Passage shown ▸
------------------------------------------------
Fortunately, Graham’s thoroughness meant he kept an eye toward posterity and he recorded many, if not all, the bands that performed at The Fillmore East during its heyday. His foresight has allowed us to enjoy an incredible catalog of live albums, some of which, like the Allman Brothers’ At Fillmore East and Jimi Hendrix’s Band Of Gypsys, continue to be held up by many rock fans as amongst the greatest of all time. The latest product to come from that hallowed hall is a new set called The Who Live At The Fillmore East 1968 that is an amalgamation of two shows that the group performed in the venue on Friday, April 5 and Saturday, April 6, 1968.
1968 was a time of significant change inside The Who. Having spent most of their creative life up to this point as a singles act, guitarist Pete Townshend had just come under the spell of Indian spiritual mentor Meher Baba, and was already thinking bigger and going deeper within himself to figure out where he wanted to take the band’s music next. The next year would reveal what, exactly, was going through his mind during this fraught moment once the world-at-large finally got to wrap their ears around The Who’s towering rock opera Tommy, a concept record that relates the story of the titular teenager, a “deaf, dumb, and blind” boy who sure plays a mean pinball. But at this moment, the members of the band and the public were still left to consider what was next.
“I think they were progressing and finding their feet,” Pridden said. “They had already developed into a great live band before we went to America, but they started to step out with the music a lot more. In fact, they became known for it. The playing was really dynamic. They were moving to the pinnacle.”
The Who had performed at The Fillmore East once before in 1967 when it was still called The Village Theatre. This was also before Graham renovated the venue, installing the state-of-the-art 35,000-watt, 26-speaker sound system and psychedelic light show. The Who would be the first British rock group to play the new Fillmore, in what was only its fourth week post-grand opening. Townshend himself noted the significant upgrade just before launching into the song “Relax” on the Fillmore East 1968 album. “The last time we played this theater it was known as the Village Theatre and I think I prefer its present name and organization,” he told the crowd. “Though some people might dig it as it was, we called that kind of place a pisshole.”
These particular shows came during the back-end of a grueling world tour that began all the way back in January. “We’d already been to Australia and done a few more gigs in England then flew out to San Jose, California and did some gigs in America,” Pridden remembered. Long nights crisscrossing the country on a converted Greyhound bus without only wooden bunk beds to sleep on while living off a diet consisting of Kentucky Fried Chicken would be enough to crack anybody, but despite the grueling conditions, the band kept a cheery demeanor that only comes from a certain kind of youthful enthusiasm. “When you’re in your twenties and it’s the first time you’ve been out in America, which it was for us, it was just eye-opening so that sort of things wasn’t a hardship at all,” Pridden said.
Practical jokes, mostly springing from the demented mind of the group’s drummer Keith Moon, helped to keep the mood light. In fact, shortly after the group had checked into their favorite hotel in New York City, they were forced to relocate to Waldorf-Astoria. It turns out, Moon had detonated a couple of cherry bombs in the hotel’s elevator with the manager still inside.
------------------------------------------------
Dataset extract ▸

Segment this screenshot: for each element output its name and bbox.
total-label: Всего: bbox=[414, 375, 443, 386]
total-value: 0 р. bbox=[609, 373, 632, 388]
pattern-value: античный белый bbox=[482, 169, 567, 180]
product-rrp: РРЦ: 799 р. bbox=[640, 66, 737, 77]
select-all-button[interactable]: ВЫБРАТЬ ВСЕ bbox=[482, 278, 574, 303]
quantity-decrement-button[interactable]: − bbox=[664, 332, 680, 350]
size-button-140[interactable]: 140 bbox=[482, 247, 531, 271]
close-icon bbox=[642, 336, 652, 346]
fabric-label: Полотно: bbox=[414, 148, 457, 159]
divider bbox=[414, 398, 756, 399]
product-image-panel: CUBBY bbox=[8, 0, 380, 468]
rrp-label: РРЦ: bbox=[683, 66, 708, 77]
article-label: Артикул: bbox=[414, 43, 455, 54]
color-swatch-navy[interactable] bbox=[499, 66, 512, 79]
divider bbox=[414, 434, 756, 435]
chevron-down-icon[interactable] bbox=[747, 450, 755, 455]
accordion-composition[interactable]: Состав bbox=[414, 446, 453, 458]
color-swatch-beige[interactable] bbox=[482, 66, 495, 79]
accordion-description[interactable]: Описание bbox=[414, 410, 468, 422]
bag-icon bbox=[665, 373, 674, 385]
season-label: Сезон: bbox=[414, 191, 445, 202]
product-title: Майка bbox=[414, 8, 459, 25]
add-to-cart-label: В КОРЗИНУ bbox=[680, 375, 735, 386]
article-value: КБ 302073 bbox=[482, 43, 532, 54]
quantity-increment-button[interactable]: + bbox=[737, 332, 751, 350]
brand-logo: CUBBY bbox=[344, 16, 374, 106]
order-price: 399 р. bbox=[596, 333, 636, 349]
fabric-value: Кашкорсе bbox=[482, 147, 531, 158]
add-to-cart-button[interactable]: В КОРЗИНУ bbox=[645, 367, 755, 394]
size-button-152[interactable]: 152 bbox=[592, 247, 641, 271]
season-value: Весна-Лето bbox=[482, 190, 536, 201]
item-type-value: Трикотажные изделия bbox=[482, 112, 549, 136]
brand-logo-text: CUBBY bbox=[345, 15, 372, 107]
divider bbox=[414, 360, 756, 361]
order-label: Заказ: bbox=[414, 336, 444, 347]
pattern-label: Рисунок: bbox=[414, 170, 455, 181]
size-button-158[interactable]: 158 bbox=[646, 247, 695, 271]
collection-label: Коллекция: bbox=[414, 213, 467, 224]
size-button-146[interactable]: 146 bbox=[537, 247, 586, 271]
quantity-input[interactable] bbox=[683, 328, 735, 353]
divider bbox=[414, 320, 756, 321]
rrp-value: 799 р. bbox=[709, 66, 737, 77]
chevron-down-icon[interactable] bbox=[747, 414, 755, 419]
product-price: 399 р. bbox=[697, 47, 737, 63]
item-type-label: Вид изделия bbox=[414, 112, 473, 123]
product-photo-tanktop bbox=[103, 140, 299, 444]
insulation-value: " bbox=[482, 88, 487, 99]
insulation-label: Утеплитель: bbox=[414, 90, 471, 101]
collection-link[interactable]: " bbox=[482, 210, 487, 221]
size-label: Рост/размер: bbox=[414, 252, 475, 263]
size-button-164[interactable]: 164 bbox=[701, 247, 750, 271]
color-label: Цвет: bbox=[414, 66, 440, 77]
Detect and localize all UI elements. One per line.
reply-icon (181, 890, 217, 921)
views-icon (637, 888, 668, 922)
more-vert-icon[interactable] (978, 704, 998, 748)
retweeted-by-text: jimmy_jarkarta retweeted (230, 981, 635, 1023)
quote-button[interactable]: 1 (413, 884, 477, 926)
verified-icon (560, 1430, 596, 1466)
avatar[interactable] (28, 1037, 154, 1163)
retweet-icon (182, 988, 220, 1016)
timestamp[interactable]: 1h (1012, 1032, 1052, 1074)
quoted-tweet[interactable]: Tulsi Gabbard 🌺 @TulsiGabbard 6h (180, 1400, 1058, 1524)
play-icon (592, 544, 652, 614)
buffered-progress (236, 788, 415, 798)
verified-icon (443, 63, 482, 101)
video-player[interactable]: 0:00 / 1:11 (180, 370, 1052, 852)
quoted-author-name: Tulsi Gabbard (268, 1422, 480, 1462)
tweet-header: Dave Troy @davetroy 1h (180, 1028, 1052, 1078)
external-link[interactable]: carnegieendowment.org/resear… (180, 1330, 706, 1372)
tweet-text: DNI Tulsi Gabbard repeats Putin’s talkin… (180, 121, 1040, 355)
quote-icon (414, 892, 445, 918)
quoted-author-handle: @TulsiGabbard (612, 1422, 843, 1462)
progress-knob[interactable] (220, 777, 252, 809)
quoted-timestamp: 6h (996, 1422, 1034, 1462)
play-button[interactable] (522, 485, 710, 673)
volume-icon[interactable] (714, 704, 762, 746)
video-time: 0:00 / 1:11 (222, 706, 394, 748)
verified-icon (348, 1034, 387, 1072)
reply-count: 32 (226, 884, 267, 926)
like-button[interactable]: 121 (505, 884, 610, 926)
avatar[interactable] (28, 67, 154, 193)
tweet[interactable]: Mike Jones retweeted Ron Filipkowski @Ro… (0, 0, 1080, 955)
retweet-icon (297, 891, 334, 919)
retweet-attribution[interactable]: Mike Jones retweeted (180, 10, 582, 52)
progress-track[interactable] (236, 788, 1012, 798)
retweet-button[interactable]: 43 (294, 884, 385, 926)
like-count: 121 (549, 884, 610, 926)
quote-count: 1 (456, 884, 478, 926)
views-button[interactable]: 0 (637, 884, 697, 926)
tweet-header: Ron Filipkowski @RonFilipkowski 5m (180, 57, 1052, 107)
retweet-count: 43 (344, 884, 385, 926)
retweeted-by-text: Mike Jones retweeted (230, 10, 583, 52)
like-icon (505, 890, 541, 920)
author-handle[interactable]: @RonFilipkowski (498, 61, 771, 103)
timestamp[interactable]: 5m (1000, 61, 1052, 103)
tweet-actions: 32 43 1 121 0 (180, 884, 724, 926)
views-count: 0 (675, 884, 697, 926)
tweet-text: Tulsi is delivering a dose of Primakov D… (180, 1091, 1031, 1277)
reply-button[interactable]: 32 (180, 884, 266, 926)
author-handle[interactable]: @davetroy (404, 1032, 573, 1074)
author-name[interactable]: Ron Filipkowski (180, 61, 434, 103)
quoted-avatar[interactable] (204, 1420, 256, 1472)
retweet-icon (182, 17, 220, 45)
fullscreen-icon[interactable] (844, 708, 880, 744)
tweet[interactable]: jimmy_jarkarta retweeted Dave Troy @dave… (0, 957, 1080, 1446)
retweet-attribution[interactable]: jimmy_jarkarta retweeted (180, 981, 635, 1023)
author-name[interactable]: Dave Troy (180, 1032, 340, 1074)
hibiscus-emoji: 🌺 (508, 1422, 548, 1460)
------------------------------------------------
Required tasks ▸
**1)** Reproduce verbatim the portion of the article on The Who at the Fillmore East starting at "Fortunately, Graham’s thoroughness" and ending at "April 6, 1968.".
**2)** In the article on The Who at the Fillmore East, what two dates in 1968 saw the shows that were combined into the new live set?
**3)** Decide whether each statement agrees with the article on The Who at the Fillmore East. Answer yes or no and quote the deciding words. (a) The Who had played the venue once before, when it had a different name. (b) The world tour that included these shows began in March. (c) Keith Moon set off cherry bombs in the hotel's lobby.

Task answers ▸
**1)**
Fortunately, Graham’s thoroughness meant he kept an eye toward posterity and he recorded many, if not all, the bands that performed at The Fillmore East during its heyday. His foresight has allowed us to enjoy an incredible catalog of live albums, some of which, like the Allman Brothers’ At Fillmore East and Jimi Hendrix’s Band Of Gypsys, continue to be held up by many rock fans as amongst the greatest of all time. The latest product to come from that hallowed hall is a new set called The Who Live At The Fillmore East 1968 that is an amalgamation of two shows that the group performed in the venue on Friday, April 5 and Saturday, April 6, 1968.

**2)** Friday, April 5 and Saturday, April 6, 1968.

**3)**
(a) Yes: "The Who had performed at The Fillmore East once before in 1967 when it was still called The Village Theatre."
(b) No: "a grueling world tour that began all the way back in January."
(c) No: "Moon had detonated a couple of cherry bombs in the hotel’s elevator with the manager still inside."